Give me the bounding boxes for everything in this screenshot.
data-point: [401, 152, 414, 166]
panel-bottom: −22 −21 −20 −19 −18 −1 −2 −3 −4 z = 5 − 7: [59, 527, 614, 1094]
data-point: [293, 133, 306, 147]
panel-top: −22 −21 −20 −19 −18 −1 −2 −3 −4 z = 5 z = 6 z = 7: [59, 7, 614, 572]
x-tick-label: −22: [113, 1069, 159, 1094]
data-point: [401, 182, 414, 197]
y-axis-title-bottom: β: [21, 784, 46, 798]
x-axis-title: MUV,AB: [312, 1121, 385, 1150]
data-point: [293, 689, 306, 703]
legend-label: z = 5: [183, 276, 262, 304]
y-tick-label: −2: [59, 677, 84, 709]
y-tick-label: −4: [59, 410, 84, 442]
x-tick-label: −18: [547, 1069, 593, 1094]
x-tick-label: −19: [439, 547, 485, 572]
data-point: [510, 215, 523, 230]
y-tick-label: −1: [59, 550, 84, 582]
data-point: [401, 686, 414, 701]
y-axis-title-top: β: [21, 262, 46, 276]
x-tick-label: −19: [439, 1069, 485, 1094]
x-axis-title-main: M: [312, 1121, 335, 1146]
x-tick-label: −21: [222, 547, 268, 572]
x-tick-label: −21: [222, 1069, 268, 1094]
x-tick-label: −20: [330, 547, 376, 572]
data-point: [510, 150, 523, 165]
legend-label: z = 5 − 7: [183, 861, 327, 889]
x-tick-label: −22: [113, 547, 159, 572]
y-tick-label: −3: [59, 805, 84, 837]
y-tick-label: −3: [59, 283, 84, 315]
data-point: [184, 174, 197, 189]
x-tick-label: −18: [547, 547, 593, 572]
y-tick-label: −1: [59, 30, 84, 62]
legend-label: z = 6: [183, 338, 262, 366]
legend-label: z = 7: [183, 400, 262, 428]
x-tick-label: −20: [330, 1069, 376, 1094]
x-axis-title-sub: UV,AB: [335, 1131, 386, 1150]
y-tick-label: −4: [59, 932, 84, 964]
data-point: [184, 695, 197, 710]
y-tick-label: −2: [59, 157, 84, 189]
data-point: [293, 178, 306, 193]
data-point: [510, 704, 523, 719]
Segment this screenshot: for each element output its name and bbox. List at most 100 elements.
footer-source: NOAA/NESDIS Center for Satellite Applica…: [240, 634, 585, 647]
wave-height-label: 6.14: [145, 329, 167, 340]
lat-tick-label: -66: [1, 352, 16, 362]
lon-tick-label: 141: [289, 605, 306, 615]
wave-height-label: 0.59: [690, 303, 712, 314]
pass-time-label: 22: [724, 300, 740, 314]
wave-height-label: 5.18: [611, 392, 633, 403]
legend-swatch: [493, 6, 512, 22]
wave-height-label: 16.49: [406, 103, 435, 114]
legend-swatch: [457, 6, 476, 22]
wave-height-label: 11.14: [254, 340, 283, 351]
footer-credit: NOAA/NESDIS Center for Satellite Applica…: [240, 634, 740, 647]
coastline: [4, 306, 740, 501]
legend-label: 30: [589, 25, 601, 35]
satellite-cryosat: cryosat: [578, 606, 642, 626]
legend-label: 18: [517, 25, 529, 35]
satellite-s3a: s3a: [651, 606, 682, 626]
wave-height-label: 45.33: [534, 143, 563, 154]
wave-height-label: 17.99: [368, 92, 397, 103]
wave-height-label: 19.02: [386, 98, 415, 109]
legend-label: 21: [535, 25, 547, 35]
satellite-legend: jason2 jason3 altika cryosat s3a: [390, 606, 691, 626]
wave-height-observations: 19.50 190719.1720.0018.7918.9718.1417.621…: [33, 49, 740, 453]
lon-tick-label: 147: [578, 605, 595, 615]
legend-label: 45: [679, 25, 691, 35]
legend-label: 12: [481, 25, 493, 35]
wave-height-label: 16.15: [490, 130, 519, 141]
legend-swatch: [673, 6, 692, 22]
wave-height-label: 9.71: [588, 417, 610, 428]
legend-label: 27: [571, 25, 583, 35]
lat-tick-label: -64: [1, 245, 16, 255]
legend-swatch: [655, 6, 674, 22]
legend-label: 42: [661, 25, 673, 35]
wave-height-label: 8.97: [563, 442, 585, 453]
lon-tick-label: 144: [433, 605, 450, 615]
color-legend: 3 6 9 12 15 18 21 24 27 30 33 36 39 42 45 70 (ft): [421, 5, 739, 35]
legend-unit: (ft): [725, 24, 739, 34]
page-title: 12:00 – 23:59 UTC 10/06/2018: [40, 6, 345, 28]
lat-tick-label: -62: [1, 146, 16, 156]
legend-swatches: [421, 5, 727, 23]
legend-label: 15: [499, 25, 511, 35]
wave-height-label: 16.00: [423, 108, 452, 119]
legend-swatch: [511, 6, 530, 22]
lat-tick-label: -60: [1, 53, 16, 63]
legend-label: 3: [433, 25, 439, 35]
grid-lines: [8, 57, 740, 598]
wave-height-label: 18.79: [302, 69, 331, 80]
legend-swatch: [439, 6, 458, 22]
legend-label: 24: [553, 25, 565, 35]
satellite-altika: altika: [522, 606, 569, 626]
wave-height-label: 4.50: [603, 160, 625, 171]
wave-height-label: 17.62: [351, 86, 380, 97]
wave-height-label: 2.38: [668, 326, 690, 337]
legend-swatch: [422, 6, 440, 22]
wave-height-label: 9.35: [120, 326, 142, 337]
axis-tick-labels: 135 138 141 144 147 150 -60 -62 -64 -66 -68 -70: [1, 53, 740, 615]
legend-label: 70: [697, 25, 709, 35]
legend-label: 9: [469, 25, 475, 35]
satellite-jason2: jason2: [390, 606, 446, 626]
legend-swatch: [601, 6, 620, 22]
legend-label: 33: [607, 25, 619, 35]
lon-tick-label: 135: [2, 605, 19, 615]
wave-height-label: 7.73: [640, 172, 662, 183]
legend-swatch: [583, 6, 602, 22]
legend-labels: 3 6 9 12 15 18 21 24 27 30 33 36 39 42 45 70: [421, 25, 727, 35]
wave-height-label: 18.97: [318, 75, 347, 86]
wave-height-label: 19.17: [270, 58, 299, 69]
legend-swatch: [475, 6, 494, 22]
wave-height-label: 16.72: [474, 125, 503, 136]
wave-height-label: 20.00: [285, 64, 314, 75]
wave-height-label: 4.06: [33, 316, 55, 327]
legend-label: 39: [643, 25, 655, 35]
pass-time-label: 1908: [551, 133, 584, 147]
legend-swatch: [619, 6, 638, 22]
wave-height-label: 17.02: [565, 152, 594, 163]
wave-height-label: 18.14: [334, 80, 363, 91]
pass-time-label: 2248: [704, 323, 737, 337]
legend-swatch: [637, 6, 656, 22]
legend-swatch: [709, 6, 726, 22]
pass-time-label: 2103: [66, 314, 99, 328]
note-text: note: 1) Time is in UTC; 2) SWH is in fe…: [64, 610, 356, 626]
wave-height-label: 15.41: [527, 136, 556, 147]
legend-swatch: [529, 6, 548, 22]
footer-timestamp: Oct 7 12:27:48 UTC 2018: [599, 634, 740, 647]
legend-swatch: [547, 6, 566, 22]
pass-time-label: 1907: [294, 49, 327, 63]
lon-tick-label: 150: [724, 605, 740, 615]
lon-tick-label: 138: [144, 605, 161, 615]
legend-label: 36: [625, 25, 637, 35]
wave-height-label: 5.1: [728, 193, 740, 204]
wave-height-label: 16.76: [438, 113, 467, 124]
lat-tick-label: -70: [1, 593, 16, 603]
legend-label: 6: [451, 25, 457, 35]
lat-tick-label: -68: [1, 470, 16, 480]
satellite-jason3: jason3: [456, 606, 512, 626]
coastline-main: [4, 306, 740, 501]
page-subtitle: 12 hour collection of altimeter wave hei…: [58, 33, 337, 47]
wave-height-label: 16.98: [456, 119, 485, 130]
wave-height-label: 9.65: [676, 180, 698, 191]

* _WORK TO BE COMPLETED_:
Can you quote the records verbatim, beginning at their first line and stopping after the line that contains "y-tick-label: −4: [59, 410, 84, 442]"?

* _REPLY_:
Give me the bounding boxes for everything in this screenshot.
data-point: [401, 152, 414, 166]
panel-bottom: −22 −21 −20 −19 −18 −1 −2 −3 −4 z = 5 − 7: [59, 527, 614, 1094]
data-point: [293, 133, 306, 147]
panel-top: −22 −21 −20 −19 −18 −1 −2 −3 −4 z = 5 z = 6 z = 7: [59, 7, 614, 572]
x-tick-label: −22: [113, 1069, 159, 1094]
data-point: [401, 182, 414, 197]
y-axis-title-bottom: β: [21, 784, 46, 798]
x-axis-title: MUV,AB: [312, 1121, 385, 1150]
data-point: [293, 689, 306, 703]
legend-label: z = 5: [183, 276, 262, 304]
y-tick-label: −2: [59, 677, 84, 709]
y-tick-label: −4: [59, 410, 84, 442]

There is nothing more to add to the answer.